:: Records for this task ::
** start **
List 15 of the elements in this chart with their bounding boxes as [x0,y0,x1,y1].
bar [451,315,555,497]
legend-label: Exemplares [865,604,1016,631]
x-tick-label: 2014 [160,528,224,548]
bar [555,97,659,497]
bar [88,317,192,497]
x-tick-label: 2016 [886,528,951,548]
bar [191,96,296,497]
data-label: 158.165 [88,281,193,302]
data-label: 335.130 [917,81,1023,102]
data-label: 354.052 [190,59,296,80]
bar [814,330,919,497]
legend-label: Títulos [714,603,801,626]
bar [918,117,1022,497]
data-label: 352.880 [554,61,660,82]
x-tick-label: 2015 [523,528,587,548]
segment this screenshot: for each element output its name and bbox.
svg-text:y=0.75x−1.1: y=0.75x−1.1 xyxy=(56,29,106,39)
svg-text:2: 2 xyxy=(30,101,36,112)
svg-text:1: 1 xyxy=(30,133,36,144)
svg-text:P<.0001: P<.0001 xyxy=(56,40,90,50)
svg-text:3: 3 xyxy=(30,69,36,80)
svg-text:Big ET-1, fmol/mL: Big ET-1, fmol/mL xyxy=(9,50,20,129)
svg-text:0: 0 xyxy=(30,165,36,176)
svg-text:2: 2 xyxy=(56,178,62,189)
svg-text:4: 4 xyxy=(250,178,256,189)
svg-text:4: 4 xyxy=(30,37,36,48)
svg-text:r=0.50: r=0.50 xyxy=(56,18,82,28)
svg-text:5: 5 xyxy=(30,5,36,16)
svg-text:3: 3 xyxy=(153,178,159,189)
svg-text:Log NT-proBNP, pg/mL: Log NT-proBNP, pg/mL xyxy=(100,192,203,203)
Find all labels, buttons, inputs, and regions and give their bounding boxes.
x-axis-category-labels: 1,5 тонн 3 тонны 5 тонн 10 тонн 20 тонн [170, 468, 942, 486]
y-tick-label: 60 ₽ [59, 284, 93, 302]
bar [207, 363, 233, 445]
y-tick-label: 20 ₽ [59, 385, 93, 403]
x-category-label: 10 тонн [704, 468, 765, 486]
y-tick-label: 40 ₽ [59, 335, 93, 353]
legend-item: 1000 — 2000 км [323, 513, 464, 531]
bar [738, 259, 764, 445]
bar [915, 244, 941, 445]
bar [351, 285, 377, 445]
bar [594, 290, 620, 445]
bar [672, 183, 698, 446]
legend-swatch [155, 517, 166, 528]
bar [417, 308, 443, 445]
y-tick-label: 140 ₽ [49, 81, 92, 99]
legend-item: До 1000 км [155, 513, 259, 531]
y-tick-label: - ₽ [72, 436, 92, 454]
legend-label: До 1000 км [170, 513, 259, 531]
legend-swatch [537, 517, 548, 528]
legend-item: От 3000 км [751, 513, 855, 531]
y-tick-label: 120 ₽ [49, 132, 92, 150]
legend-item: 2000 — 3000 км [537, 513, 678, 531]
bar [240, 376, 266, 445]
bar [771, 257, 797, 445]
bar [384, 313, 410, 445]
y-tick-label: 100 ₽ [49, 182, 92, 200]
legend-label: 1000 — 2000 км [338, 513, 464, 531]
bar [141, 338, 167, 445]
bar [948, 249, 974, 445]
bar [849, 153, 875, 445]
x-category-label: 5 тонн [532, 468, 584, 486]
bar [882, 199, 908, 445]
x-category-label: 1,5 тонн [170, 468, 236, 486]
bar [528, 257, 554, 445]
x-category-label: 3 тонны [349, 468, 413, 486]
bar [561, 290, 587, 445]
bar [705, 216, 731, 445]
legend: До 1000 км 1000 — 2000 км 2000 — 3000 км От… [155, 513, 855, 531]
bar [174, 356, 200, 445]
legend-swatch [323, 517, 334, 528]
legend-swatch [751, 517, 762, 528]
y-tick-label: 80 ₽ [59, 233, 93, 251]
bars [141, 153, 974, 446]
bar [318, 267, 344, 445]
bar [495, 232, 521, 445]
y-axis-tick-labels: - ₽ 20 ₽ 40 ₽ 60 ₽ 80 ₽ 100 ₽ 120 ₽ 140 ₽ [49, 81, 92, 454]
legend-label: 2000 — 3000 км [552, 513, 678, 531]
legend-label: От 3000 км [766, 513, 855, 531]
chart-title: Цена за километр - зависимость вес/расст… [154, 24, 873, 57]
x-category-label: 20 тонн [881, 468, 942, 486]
** end **
:: What the exercise asks ::
Write out all the entries above again, swapping "x-tick-label" for "x-axis-label" wherever it appears and leaving everything else the same.

:: Solved problem ::
List 15 of the elements in this chart with their bounding boxes as [x0,y0,x1,y1].
bar [451,315,555,497]
legend-label: Exemplares [865,604,1016,631]
x-axis-label: 2014 [160,528,224,548]
bar [555,97,659,497]
bar [88,317,192,497]
x-axis-label: 2016 [886,528,951,548]
bar [191,96,296,497]
data-label: 158.165 [88,281,193,302]
data-label: 335.130 [917,81,1023,102]
data-label: 354.052 [190,59,296,80]
bar [814,330,919,497]
legend-label: Títulos [714,603,801,626]
bar [918,117,1022,497]
data-label: 352.880 [554,61,660,82]
x-axis-label: 2015 [523,528,587,548]
segment this screenshot: for each element output its name and bbox.
svg-text:y=0.75x−1.1: y=0.75x−1.1 xyxy=(56,29,106,39)
svg-text:2: 2 xyxy=(30,101,36,112)
svg-text:1: 1 xyxy=(30,133,36,144)
svg-text:P<.0001: P<.0001 xyxy=(56,40,90,50)
svg-text:3: 3 xyxy=(30,69,36,80)
svg-text:Big ET-1, fmol/mL: Big ET-1, fmol/mL xyxy=(9,50,20,129)
svg-text:0: 0 xyxy=(30,165,36,176)
svg-text:2: 2 xyxy=(56,178,62,189)
svg-text:4: 4 xyxy=(250,178,256,189)
svg-text:4: 4 xyxy=(30,37,36,48)
svg-text:r=0.50: r=0.50 xyxy=(56,18,82,28)
svg-text:5: 5 xyxy=(30,5,36,16)
svg-text:3: 3 xyxy=(153,178,159,189)
svg-text:Log NT-proBNP, pg/mL: Log NT-proBNP, pg/mL xyxy=(100,192,203,203)
Find all labels, buttons, inputs, and regions and give their bounding boxes.
x-axis-category-labels: 1,5 тонн 3 тонны 5 тонн 10 тонн 20 тонн [170, 468, 942, 486]
y-tick-label: 60 ₽ [59, 284, 93, 302]
bar [207, 363, 233, 445]
y-tick-label: 20 ₽ [59, 385, 93, 403]
x-category-label: 10 тонн [704, 468, 765, 486]
y-tick-label: 40 ₽ [59, 335, 93, 353]
legend-item: 1000 — 2000 км [323, 513, 464, 531]
bar [738, 259, 764, 445]
bar [915, 244, 941, 445]
bar [351, 285, 377, 445]
bar [594, 290, 620, 445]
bar [672, 183, 698, 446]
legend-swatch [155, 517, 166, 528]
bar [417, 308, 443, 445]
y-tick-label: 140 ₽ [49, 81, 92, 99]
legend-item: До 1000 км [155, 513, 259, 531]
y-tick-label: - ₽ [72, 436, 92, 454]
legend-label: До 1000 км [170, 513, 259, 531]
legend-swatch [537, 517, 548, 528]
legend-item: От 3000 км [751, 513, 855, 531]
y-tick-label: 120 ₽ [49, 132, 92, 150]
legend-item: 2000 — 3000 км [537, 513, 678, 531]
bar [240, 376, 266, 445]
bar [771, 257, 797, 445]
bar [384, 313, 410, 445]
y-tick-label: 100 ₽ [49, 182, 92, 200]
legend-label: 1000 — 2000 км [338, 513, 464, 531]
bar [141, 338, 167, 445]
bar [948, 249, 974, 445]
bar [849, 153, 875, 445]
x-category-label: 5 тонн [532, 468, 584, 486]
bar [882, 199, 908, 445]
x-category-label: 1,5 тонн [170, 468, 236, 486]
bar [528, 257, 554, 445]
x-category-label: 3 тонны [349, 468, 413, 486]
bar [561, 290, 587, 445]
bar [705, 216, 731, 445]
legend: До 1000 км 1000 — 2000 км 2000 — 3000 км От… [155, 513, 855, 531]
bar [174, 356, 200, 445]
legend-swatch [323, 517, 334, 528]
legend-swatch [751, 517, 762, 528]
y-tick-label: 80 ₽ [59, 233, 93, 251]
bars [141, 153, 974, 446]
bar [318, 267, 344, 445]
bar [495, 232, 521, 445]
y-axis-tick-labels: - ₽ 20 ₽ 40 ₽ 60 ₽ 80 ₽ 100 ₽ 120 ₽ 140 ₽ [49, 81, 92, 454]
legend-label: 2000 — 3000 км [552, 513, 678, 531]
legend-label: От 3000 км [766, 513, 855, 531]
chart-title: Цена за километр - зависимость вес/расст… [154, 24, 873, 57]
x-category-label: 20 тонн [881, 468, 942, 486]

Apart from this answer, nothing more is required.